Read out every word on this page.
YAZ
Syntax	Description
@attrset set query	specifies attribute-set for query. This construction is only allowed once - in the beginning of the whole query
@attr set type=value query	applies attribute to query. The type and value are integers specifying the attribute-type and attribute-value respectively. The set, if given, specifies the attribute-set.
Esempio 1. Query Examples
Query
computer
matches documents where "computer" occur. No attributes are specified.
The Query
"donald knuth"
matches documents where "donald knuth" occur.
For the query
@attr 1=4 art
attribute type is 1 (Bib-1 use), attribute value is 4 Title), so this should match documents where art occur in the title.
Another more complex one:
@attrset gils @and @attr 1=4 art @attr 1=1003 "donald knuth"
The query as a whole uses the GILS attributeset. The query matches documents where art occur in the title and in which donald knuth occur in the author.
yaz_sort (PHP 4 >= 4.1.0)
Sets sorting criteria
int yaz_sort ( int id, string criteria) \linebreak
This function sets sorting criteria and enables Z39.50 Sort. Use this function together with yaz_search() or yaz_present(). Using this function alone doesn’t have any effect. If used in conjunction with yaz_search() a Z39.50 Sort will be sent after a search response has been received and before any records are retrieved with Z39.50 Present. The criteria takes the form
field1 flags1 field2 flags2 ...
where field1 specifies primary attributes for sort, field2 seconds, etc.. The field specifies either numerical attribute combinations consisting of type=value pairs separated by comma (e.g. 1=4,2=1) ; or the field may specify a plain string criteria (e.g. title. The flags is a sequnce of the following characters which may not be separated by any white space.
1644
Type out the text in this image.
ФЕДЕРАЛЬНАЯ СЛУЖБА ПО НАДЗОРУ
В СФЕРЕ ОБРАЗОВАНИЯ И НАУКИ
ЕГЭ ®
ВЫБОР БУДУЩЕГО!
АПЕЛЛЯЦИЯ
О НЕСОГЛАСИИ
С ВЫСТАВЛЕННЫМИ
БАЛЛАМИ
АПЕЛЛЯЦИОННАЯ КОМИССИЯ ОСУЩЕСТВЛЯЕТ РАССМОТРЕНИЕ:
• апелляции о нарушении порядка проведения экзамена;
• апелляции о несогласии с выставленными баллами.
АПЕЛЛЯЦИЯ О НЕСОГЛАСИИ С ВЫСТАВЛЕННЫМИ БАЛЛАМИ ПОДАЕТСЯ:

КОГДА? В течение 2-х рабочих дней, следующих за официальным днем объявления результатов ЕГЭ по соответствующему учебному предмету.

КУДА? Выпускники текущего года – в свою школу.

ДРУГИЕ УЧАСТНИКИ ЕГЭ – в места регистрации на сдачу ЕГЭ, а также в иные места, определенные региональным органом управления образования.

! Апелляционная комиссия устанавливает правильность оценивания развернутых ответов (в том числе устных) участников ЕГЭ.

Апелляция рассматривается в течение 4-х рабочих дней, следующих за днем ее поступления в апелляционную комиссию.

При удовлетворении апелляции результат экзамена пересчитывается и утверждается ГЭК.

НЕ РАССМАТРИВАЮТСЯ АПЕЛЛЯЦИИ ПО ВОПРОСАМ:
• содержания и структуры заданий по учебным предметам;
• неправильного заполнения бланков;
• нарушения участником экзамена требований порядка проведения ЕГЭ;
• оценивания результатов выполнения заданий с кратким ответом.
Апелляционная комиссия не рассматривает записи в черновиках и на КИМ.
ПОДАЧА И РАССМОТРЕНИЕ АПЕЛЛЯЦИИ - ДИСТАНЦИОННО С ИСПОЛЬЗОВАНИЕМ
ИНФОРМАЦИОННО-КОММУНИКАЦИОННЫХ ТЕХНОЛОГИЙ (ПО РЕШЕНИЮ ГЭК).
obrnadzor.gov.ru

#### Requirements
Copy out every entry again, exactly as it was given.

#### Finished answer
Read out every word on this page.
YAZ
Syntax	Description
@attrset set query	specifies attribute-set for query. This construction is only allowed once - in the beginning of the whole query
@attr set type=value query	applies attribute to query. The type and value are integers specifying the attribute-type and attribute-value respectively. The set, if given, specifies the attribute-set.
Esempio 1. Query Examples
Query
computer
matches documents where "computer" occur. No attributes are specified.
The Query
"donald knuth"
matches documents where "donald knuth" occur.
For the query
@attr 1=4 art
attribute type is 1 (Bib-1 use), attribute value is 4 Title), so this should match documents where art occur in the title.
Another more complex one:
@attrset gils @and @attr 1=4 art @attr 1=1003 "donald knuth"
The query as a whole uses the GILS attributeset. The query matches documents where art occur in the title and in which donald knuth occur in the author.
yaz_sort (PHP 4 >= 4.1.0)
Sets sorting criteria
int yaz_sort ( int id, string criteria) \linebreak
This function sets sorting criteria and enables Z39.50 Sort. Use this function together with yaz_search() or yaz_present(). Using this function alone doesn’t have any effect. If used in conjunction with yaz_search() a Z39.50 Sort will be sent after a search response has been received and before any records are retrieved with Z39.50 Present. The criteria takes the form
field1 flags1 field2 flags2 ...
where field1 specifies primary attributes for sort, field2 seconds, etc.. The field specifies either numerical attribute combinations consisting of type=value pairs separated by comma (e.g. 1=4,2=1) ; or the field may specify a plain string criteria (e.g. title. The flags is a sequnce of the following characters which may not be separated by any white space.
1644
Type out the text in this image.
ФЕДЕРАЛЬНАЯ СЛУЖБА ПО НАДЗОРУ
В СФЕРЕ ОБРАЗОВАНИЯ И НАУКИ
ЕГЭ ®
ВЫБОР БУДУЩЕГО!
АПЕЛЛЯЦИЯ
О НЕСОГЛАСИИ
С ВЫСТАВЛЕННЫМИ
БАЛЛАМИ
АПЕЛЛЯЦИОННАЯ КОМИССИЯ ОСУЩЕСТВЛЯЕТ РАССМОТРЕНИЕ:
• апелляции о нарушении порядка проведения экзамена;
• апелляции о несогласии с выставленными баллами.
АПЕЛЛЯЦИЯ О НЕСОГЛАСИИ С ВЫСТАВЛЕННЫМИ БАЛЛАМИ ПОДАЕТСЯ:

КОГДА? В течение 2-х рабочих дней, следующих за официальным днем объявления результатов ЕГЭ по соответствующему учебному предмету.

КУДА? Выпускники текущего года – в свою школу.

ДРУГИЕ УЧАСТНИКИ ЕГЭ – в места регистрации на сдачу ЕГЭ, а также в иные места, определенные региональным органом управления образования.

! Апелляционная комиссия устанавливает правильность оценивания развернутых ответов (в том числе устных) участников ЕГЭ.

Апелляция рассматривается в течение 4-х рабочих дней, следующих за днем ее поступления в апелляционную комиссию.

При удовлетворении апелляции результат экзамена пересчитывается и утверждается ГЭК.

НЕ РАССМАТРИВАЮТСЯ АПЕЛЛЯЦИИ ПО ВОПРОСАМ:
• содержания и структуры заданий по учебным предметам;
• неправильного заполнения бланков;
• нарушения участником экзамена требований порядка проведения ЕГЭ;
• оценивания результатов выполнения заданий с кратким ответом.
Апелляционная комиссия не рассматривает записи в черновиках и на КИМ.
ПОДАЧА И РАССМОТРЕНИЕ АПЕЛЛЯЦИИ - ДИСТАНЦИОННО С ИСПОЛЬЗОВАНИЕМ
ИНФОРМАЦИОННО-КОММУНИКАЦИОННЫХ ТЕХНОЛОГИЙ (ПО РЕШЕНИЮ ГЭК).
obrnadzor.gov.ru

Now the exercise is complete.